Task: From the entries below, copy every line that holds the word "狗医生说".

Provided data:
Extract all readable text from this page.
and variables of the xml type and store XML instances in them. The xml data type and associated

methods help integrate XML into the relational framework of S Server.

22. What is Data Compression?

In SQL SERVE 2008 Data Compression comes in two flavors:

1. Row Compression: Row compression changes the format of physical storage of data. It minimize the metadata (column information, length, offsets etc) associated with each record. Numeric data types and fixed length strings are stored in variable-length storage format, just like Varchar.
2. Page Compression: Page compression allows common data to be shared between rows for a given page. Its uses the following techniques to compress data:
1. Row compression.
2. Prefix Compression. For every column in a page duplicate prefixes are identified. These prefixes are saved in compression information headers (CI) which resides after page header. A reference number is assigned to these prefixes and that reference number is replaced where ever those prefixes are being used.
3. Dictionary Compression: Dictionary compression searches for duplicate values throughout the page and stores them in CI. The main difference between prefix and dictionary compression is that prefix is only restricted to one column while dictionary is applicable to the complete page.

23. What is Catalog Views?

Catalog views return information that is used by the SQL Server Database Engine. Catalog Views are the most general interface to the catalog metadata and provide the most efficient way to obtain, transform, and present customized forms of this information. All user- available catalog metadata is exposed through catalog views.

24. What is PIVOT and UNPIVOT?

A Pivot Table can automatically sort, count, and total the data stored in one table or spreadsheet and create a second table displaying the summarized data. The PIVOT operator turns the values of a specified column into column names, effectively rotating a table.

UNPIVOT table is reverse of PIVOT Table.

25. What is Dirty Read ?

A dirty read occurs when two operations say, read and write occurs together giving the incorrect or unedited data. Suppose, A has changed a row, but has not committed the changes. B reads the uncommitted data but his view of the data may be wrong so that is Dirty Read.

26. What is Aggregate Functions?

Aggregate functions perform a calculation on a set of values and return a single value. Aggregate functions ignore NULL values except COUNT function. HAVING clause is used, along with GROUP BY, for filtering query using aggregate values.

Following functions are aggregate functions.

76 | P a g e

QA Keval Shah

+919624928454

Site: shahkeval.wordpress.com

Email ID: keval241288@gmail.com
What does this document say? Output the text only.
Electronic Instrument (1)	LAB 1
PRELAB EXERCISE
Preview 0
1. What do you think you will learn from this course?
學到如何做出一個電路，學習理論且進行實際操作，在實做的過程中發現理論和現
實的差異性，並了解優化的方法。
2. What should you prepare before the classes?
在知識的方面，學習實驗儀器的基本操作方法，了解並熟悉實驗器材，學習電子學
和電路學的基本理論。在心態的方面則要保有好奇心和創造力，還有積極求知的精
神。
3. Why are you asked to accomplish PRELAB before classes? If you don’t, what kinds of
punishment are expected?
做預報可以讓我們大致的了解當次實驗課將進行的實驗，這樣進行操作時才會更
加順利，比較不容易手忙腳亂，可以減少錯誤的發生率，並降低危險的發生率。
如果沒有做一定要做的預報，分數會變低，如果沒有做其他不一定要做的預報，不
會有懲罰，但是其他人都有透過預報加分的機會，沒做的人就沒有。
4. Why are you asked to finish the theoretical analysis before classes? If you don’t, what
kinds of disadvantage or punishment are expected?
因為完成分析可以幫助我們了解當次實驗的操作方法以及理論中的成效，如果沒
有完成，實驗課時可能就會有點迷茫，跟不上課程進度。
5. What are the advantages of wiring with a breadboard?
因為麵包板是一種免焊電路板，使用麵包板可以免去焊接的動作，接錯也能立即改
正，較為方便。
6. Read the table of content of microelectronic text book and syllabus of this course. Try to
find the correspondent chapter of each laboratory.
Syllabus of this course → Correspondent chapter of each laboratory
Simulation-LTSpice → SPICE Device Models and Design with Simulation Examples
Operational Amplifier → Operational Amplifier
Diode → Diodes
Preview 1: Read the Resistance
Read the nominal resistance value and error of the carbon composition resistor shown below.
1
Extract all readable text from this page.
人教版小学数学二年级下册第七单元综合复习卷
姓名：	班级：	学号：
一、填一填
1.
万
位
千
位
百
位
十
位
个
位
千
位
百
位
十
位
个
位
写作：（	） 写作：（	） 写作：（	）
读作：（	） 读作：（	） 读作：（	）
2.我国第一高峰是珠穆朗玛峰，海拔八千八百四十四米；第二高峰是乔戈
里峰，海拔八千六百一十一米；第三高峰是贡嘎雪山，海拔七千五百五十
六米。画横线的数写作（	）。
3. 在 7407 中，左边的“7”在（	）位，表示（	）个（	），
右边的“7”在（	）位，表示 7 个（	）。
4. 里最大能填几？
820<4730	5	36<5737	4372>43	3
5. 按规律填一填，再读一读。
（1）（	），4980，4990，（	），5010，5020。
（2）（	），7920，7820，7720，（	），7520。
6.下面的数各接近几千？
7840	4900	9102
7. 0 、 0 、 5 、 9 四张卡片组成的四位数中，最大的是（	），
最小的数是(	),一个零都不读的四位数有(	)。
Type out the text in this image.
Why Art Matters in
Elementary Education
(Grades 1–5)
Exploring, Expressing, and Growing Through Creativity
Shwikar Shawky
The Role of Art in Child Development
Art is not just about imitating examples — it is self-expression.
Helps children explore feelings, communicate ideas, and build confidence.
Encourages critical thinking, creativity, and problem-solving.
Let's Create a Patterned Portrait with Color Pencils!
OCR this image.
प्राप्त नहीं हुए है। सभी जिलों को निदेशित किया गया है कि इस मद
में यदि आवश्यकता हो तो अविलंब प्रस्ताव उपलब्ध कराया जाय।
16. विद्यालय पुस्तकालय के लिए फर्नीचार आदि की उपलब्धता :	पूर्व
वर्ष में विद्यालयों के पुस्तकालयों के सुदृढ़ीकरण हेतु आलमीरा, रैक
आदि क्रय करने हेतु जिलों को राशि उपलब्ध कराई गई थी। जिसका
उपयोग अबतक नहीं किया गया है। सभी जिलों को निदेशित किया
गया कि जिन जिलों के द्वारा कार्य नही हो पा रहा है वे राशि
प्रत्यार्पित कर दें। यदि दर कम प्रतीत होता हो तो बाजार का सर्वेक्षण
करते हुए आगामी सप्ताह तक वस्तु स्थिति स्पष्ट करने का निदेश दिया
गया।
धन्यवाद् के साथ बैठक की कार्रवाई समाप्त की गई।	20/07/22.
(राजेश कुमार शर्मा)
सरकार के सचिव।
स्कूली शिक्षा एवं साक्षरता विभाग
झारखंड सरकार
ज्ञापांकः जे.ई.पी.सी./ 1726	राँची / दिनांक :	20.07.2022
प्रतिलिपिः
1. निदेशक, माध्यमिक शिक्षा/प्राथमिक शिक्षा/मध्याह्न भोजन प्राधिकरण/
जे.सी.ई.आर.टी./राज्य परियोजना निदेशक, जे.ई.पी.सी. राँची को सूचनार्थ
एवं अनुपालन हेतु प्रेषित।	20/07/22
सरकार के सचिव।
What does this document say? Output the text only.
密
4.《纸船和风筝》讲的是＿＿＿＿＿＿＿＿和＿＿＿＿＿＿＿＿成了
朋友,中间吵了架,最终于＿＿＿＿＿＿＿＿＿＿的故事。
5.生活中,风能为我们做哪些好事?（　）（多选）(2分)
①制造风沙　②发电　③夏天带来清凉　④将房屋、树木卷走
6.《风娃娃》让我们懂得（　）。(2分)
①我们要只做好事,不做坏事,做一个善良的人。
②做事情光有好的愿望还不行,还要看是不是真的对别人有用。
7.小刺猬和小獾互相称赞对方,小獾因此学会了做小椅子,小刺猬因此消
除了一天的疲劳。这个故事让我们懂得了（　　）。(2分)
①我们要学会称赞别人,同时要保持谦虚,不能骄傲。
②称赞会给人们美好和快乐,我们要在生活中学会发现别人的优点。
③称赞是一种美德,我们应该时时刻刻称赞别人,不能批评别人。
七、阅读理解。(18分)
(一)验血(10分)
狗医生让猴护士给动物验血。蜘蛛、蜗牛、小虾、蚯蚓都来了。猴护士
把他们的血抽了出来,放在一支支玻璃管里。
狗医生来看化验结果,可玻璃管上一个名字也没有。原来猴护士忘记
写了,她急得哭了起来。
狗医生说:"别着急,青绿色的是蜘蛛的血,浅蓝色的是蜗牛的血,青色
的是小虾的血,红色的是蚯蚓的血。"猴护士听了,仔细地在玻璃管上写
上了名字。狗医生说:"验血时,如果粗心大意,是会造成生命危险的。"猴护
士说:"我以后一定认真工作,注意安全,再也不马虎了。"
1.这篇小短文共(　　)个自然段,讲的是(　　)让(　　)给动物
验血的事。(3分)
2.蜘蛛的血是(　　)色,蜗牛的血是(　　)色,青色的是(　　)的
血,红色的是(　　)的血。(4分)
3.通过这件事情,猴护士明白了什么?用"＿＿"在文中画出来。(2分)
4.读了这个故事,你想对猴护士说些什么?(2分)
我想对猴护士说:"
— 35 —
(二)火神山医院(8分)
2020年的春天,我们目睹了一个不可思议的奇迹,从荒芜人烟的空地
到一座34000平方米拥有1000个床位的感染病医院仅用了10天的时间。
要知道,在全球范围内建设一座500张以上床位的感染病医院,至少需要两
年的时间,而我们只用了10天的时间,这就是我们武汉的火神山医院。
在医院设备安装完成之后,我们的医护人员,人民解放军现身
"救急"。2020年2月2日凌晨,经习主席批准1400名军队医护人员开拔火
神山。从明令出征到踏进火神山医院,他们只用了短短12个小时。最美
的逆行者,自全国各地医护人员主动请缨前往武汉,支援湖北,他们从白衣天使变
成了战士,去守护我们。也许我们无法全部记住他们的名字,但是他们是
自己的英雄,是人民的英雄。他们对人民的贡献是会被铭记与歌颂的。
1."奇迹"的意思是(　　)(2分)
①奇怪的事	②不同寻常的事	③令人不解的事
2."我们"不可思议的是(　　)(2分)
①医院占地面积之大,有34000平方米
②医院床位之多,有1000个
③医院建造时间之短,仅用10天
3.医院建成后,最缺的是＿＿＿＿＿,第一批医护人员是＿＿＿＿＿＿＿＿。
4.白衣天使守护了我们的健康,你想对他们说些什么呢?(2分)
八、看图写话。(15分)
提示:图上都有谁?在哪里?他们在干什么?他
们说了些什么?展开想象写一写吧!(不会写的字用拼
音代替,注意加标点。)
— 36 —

Task solution:
狗医生说:"别着急,青绿色的是蜘蛛的血,浅蓝色的是蜗牛的血,青色
上了名字。狗医生说:"验血时,如果粗心大意,是会造成生命危险的。"猴护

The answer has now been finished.